◆ ПРЕДЛОЖЕННЫЙ ФРАГМЕНТ
:::::
Эта театральная девчонка умела заставить гусара беречь ее, как он не поберег бы ни одну герцогиню (с. 276)[148].
Возможны разные подходы к анализу пересказанного нами произведения, например, его рассмотрение в контексте несомненно присутствовавшего в русской классической литературе «театрального сюжета»[149]. Нас же в данном случае интересуют только авторские обозначения некоторых персонажей. Так, трагическим смыслом к концу рассказа наполняется первоначально легкомысленно-беззаботное прозвище молодого героя – «князь Пострел». Оттенок «черного юмора» присутствует и в грубом имени «Пияшка», которым героиню раздраженно называет ее отец-«Солитер». На наш взгляд, редкое и звучное имя героини[150] оказало на ее судьбу не меньшее влияние, чем ее пресловутый «театральный характер». Единственная святая, носившая его, – преподобная Пиама-дева (3 марта). Она жила затворницей близ Александрии в IV в., соблюдая данный в юности обет целомудрия и служения Богу. Даже просьбы односельчан, умоляющих нарушить обет во имя их благополучия (им угрожает воинственный набег соседей), были бессильны пред душевной стойкостью св. Пиамы (она, впрочем, спасает земляков молитвой в затворе)[151]. Как было показано выше, сила духа и исключительное целомудрие отличают и лесковскую героиню. Некоторую аналогию пересказанному житийному эпизоду можно найти в описании ее столкновения с антрепренером, умоляющим ее пожертвовать своей чистотой во имя спасения товарищей.
Сходное использование приема синкрисиса на материале редких православных имен можно обнаружить и в произведениях других русских классиков. Например, едва ли случайно, что двум лицедействующим персонажам Ф. М. Достоевского и М. Е. Салтыкова-Щедрина, следователю в «Преступлении и наказании» и Иудушке Головлеву, авторская воля присваивает имя Порфирий – православная церковь поминает «мучеников из лицедеев» с таким именем 15 сентября и 4 ноября[152]. Исследователи неоднократно обращали внимание и на редкое имя Ардалион, которое Ф. М. Достоевский дал одному из героев своего романа «Идиот» – опустившемуся генералу Иволгину, пьянице и патологическому вруну. Для истолкования этого своеобразного персонажа и его функции в системе образов романа иногда привлекаются значения его имени в греческом и латинском языках: «сосуд для окропления»[153] или «суетливый человек, хлопотун; праздношатающийся»[154]. Думается, определенный отсвет на характеристику персонажа может дать и то обстоятельство, что единственный православный святой с таким именем – мученик Ардалион Мимский (14 апреля) был «заигравшимся лицедеем» (изображая на сцене конец христианского мученика, он так вжился в образ, что действительно уверовал и принял мученическую кончину). Судьба генерала Иволгина, заблудившегося в мире собственных фантазий и одновременно невольно становящегося в этих фантазиях рупором христианских истин[155], явно содержит перекличку с жизнеописанием его «святого тезки». В этих и подобных им случаях житийные аллюзии усложняют образ персонажа, придают ему дополнительное, возвышенное или ироническое освещение, наконец, укрупняют его индивидуальную судьбу до масштабов вечности.
:::::
◆ ИЗВЛЕЧЕННЫЕ ДАННЫЕ
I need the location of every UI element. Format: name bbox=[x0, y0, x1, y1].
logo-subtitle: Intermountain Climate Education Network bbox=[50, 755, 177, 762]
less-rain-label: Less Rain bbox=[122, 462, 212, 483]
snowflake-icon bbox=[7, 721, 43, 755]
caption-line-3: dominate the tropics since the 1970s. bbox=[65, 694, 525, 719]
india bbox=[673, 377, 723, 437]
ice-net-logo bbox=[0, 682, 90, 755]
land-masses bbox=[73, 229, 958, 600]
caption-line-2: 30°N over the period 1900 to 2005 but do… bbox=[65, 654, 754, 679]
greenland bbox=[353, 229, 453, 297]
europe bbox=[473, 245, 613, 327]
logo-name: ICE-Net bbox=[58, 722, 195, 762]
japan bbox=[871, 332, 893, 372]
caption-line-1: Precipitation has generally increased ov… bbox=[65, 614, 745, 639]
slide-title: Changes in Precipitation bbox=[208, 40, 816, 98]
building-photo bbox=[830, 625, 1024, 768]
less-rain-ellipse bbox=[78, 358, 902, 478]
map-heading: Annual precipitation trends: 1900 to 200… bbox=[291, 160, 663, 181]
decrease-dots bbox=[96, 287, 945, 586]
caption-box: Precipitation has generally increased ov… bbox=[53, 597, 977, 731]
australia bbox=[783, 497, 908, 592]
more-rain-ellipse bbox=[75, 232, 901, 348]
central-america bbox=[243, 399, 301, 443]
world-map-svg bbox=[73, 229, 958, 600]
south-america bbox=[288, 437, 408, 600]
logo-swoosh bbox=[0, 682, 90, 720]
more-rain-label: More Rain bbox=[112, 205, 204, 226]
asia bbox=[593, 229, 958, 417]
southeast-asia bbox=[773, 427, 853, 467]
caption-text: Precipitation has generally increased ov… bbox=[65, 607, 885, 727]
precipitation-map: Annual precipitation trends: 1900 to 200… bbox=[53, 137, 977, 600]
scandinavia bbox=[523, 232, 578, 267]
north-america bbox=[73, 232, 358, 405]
:::::
◆ ЗАДАНИЯ К ВЫПОЛНЕНИЮ
[a] Определите, согласуются ли с фрагментом об именах персонажей утверждения (i) преподобная Пиама-дева жила близ Александрии в IV веке; (ii) имя Порфирий Достоевский дал генералу Иволгину; (iii) мученика Ардалиона Мимского поминают 14 апреля. На каждое ответьте «да» или «нет» и приведите решающие слова фрагмента точной цитатой.
[b] В какие дни, согласно фрагменту об именах персонажей, православная церковь поминает «мучеников из лицедеев» с именем Порфирий?

◆ СПИСОК ОТВЕТОВ
[a]
(i) Да: «Она жила затворницей близ Александрии в IV в.»
(ii) Нет: «редкое имя Ардалион, которое Ф. М. Достоевский дал одному из героев своего романа «Идиот» – опустившемуся генералу Иволгину»
(iii) Да: «мученик Ардалион Мимский (14 апреля)»

[b] 15 сентября и 4 ноября.